_Tu objetivo:_
Responde según el texto:
(a) ¿En qué sitio web hay un método para ser políticamente correcto, y en cuántos pasos?
(b) ¿Sobre qué acontecimiento reflexionaba Emiliano Díez en las palabras citadas?
(c) ¿Con qué figura se compara lo políticamente correcto en el último párrafo?

ALERGICO AL PC (Politically Correct)

Por Pablo de Jesús

American flagLos Angeles- Hay gente intolerantes a la lactosa, a las almendras, el polen de las flores y a la penicilina. Y muchos como yo, intolerantes a lo políticamente correcto.

Como recién publicó en su muro mi amigo Emiliano Díez, se ha impuesto a la fuerza la moda de ser “políticamente correcto” o un “pc”. Y si usted no lo es, desentona como un elefante en la Luna. Hay hasta un método en wikihow.com de cómo ser políticamente correcto en 11 pasos.

En una reflexión sobre el reciente debate de los candidatos republicanos, Díez escribió: “Debido a que en la actual ‘Nueva América’ si usted está en desacuerdo con lo que piensa la izquierda liberal, es calificado de ‘políticamente incorrecto’, y hasta de ‘racista’, ‘fanático’, ‘matón’, e incluso le comparan con los radicales en Irán, no hay nada más socialista que eso. Me recuerda por qué tuve que dejar mi país y pedir asilo político en los EE.UU”.

Esto me hizo reflexionar que lo políticamente correcto se está convirtiendo en una retranca al derecho de libre expresión. Una especie de Caballo de Troya que está minando a las sociedades democráticas encaminándolas al totalitarismo de lo igualitario.

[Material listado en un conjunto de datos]
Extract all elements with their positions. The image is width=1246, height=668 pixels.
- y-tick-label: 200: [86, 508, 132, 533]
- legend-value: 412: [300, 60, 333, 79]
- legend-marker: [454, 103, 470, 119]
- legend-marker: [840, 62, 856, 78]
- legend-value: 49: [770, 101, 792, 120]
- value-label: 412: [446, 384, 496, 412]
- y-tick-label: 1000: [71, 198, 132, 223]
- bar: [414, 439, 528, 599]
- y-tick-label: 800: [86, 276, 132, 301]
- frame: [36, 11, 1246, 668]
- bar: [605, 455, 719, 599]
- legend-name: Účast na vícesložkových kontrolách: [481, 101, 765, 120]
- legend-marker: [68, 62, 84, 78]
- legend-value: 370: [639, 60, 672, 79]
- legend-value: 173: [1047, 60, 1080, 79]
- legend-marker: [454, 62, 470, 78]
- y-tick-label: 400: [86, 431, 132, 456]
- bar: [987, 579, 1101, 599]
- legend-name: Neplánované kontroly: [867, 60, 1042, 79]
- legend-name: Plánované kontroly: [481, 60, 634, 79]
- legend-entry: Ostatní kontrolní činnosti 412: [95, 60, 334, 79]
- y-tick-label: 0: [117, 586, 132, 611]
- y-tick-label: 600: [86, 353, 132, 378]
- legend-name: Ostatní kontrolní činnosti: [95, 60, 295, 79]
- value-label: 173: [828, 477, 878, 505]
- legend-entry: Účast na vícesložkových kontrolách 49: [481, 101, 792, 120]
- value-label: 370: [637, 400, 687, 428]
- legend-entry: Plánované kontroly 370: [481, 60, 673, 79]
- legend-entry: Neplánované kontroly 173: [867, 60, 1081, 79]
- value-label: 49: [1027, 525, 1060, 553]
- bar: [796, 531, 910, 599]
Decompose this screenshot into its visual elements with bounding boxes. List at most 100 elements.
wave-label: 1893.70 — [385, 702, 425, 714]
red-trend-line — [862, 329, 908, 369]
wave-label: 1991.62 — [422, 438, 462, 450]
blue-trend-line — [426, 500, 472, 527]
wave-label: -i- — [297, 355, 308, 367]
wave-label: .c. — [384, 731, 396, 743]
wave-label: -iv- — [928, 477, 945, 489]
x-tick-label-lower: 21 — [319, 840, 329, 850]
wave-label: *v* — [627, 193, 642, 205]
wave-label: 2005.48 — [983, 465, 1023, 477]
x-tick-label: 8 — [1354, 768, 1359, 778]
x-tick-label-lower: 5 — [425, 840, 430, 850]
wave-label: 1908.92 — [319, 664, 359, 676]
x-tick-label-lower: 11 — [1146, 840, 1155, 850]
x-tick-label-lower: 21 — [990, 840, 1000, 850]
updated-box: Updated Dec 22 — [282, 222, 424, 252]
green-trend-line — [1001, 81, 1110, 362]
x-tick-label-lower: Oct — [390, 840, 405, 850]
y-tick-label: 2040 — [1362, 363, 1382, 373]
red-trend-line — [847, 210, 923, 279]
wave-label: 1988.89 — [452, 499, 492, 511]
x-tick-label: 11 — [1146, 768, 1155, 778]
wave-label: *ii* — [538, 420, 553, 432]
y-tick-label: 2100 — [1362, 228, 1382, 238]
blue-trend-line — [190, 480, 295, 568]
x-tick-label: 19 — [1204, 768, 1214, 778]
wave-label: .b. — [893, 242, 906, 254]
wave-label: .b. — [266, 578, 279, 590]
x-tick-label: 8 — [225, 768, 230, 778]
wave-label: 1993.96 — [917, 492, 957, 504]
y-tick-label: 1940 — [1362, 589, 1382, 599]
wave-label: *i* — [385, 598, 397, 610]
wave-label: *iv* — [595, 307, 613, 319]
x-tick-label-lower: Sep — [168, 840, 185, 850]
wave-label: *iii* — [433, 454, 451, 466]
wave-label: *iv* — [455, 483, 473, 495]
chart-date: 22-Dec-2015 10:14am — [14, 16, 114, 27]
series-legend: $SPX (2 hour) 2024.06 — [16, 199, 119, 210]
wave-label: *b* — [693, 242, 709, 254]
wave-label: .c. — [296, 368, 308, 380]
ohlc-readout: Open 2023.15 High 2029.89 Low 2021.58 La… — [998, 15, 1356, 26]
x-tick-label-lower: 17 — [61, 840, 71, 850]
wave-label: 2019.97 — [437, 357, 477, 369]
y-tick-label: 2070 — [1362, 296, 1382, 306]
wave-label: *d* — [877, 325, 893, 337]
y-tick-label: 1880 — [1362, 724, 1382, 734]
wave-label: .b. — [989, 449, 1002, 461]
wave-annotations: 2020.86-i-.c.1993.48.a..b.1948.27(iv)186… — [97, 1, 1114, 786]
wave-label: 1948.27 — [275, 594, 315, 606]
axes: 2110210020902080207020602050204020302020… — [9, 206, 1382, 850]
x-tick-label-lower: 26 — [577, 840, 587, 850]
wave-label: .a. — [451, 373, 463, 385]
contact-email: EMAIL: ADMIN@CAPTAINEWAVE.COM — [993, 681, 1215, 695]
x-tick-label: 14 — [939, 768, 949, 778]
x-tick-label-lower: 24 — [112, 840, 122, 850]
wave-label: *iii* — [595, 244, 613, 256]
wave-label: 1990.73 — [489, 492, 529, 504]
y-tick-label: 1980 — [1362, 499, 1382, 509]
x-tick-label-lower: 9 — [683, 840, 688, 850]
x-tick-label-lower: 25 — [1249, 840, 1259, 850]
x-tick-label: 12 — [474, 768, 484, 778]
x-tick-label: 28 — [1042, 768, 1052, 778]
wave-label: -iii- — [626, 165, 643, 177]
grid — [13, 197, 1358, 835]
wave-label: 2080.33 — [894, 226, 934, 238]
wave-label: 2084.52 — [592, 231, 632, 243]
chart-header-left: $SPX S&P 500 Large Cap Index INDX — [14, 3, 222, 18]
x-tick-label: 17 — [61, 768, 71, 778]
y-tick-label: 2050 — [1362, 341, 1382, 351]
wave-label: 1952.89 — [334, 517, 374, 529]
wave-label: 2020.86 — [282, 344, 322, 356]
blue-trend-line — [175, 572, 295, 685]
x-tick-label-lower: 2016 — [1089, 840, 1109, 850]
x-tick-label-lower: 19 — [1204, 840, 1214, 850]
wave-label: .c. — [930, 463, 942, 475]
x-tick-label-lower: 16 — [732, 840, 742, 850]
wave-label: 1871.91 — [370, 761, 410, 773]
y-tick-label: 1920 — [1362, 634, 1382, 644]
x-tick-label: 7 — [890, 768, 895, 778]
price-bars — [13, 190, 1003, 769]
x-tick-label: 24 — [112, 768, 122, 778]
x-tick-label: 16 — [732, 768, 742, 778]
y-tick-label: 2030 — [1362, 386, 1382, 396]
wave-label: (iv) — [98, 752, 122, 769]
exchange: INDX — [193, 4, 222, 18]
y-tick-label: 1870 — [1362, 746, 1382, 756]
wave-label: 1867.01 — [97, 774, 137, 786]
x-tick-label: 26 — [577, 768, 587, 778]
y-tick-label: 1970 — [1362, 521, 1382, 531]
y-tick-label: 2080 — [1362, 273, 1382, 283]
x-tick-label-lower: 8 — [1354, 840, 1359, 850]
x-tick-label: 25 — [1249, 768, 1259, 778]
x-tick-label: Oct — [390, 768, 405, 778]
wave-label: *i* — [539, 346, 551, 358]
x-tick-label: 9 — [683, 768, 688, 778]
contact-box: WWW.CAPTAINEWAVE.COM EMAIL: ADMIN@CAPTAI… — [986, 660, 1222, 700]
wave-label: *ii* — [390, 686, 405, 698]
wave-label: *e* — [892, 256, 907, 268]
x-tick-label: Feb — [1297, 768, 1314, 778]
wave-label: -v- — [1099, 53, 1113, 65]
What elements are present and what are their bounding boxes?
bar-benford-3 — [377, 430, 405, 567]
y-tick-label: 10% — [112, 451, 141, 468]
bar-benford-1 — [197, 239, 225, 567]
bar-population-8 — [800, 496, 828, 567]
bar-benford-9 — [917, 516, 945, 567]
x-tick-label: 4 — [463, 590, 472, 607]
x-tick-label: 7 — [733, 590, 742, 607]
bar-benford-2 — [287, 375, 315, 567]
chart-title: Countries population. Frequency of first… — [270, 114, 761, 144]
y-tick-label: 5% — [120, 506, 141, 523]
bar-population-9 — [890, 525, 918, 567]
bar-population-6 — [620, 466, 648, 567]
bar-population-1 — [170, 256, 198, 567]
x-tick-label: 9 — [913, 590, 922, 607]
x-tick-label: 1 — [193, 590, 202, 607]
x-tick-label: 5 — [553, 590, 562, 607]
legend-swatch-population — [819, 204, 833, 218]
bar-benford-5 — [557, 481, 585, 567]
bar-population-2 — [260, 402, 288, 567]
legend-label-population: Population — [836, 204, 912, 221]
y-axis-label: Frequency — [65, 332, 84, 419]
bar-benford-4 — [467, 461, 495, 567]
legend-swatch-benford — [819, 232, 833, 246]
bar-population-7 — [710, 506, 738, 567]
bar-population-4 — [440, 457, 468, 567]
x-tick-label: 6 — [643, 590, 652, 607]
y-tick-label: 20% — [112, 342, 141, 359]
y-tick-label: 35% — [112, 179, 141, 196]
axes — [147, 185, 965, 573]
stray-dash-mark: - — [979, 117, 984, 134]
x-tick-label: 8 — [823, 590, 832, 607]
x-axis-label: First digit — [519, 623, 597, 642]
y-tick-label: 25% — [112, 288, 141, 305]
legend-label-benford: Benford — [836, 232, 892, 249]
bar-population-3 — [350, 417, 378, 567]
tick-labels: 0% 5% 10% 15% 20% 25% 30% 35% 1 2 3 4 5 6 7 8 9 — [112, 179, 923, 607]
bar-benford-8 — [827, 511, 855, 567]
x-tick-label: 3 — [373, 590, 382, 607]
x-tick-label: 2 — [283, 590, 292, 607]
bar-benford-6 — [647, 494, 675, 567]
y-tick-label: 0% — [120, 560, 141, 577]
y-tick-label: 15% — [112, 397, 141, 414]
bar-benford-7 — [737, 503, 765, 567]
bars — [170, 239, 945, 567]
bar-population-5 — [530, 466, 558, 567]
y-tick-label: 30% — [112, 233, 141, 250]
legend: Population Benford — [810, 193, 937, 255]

_Solución del ejercicio:_
(a) En wikihow.com, en 11 pasos.
(b) Sobre el reciente debate de los candidatos republicanos.
(c) Con un Caballo de Troya.